▶ **The exercise**:
Check each line of the listing below for the string "year", and copy the ones that have it.

Extracts from a graphics dataset
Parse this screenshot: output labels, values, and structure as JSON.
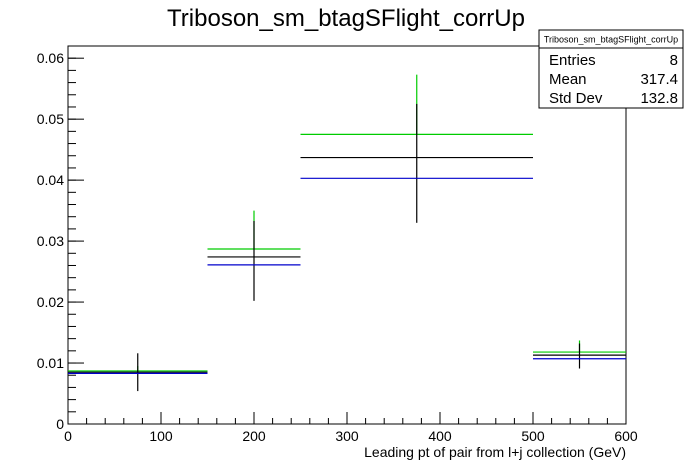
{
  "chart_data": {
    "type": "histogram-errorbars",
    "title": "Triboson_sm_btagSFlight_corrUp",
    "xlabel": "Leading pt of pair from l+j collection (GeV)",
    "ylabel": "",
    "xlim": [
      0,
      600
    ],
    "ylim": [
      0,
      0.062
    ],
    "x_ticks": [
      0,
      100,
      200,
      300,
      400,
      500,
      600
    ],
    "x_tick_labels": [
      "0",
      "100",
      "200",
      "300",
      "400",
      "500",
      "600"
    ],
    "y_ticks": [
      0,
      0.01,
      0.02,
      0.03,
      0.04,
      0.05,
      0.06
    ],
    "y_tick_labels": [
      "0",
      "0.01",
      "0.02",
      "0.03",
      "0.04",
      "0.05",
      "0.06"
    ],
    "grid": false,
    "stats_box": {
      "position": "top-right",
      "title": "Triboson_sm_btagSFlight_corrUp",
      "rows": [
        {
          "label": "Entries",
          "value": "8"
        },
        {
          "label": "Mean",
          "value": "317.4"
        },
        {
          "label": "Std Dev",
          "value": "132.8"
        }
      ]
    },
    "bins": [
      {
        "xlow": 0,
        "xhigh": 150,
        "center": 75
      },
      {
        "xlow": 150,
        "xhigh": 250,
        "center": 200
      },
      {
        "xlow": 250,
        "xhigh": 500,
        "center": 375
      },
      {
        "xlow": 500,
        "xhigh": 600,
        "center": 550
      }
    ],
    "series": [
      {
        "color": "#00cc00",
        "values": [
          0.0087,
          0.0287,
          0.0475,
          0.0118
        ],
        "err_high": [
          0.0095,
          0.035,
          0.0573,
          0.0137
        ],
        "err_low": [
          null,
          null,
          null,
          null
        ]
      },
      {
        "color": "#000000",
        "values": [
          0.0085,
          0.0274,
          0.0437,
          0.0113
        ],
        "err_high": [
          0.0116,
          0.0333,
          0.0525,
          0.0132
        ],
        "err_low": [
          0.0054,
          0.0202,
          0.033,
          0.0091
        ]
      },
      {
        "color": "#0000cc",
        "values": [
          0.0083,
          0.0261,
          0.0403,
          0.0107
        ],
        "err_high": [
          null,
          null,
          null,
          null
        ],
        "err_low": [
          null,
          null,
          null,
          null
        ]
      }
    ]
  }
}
---
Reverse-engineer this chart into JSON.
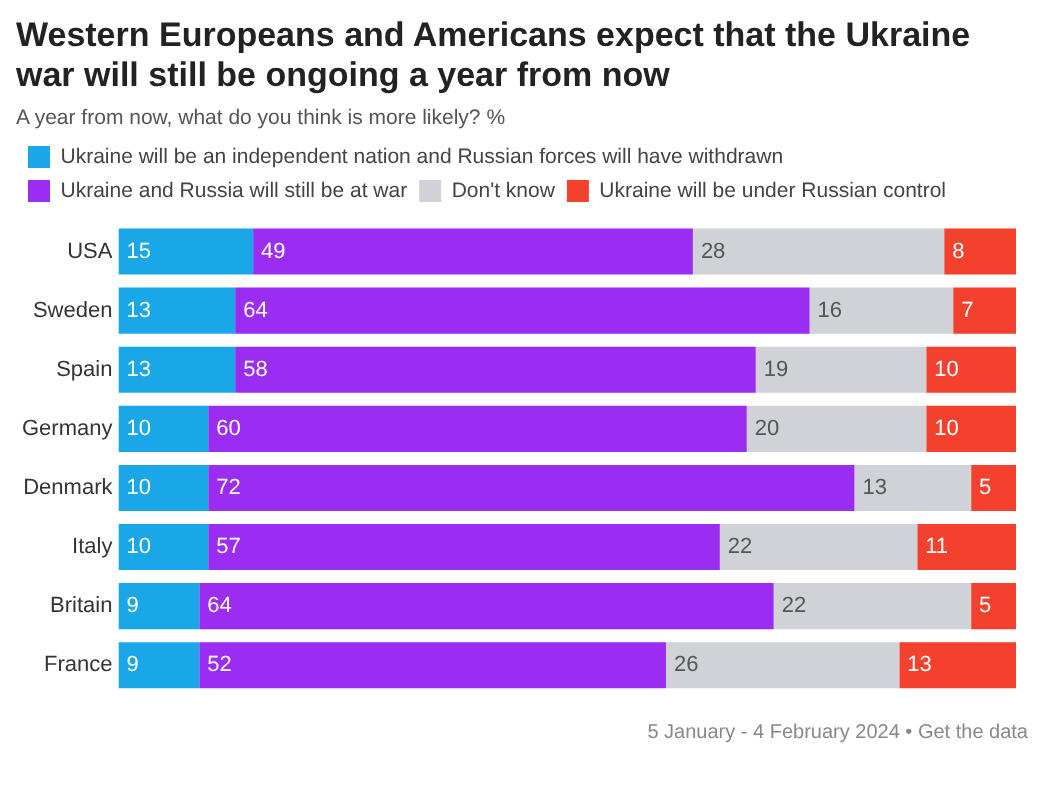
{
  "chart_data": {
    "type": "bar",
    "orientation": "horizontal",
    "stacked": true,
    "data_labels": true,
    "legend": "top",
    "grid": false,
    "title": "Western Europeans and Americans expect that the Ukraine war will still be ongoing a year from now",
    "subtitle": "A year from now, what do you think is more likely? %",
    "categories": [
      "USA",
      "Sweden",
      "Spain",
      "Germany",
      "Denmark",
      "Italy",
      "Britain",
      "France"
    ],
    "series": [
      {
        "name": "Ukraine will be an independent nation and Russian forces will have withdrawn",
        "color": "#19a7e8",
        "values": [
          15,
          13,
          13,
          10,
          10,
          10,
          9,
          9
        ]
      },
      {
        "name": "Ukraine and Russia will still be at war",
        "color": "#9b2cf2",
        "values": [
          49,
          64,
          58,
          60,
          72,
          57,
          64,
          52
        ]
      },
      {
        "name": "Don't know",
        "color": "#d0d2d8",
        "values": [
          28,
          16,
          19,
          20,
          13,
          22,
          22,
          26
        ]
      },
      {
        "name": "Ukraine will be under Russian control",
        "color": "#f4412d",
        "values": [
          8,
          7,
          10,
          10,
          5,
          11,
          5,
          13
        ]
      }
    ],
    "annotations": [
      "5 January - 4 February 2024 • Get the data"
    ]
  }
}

▶ **Reply**:
    "title": "Western Europeans and Americans expect that the Ukraine war will still be ongoing a year from now",
    "subtitle": "A year from now, what do you think is more likely? %",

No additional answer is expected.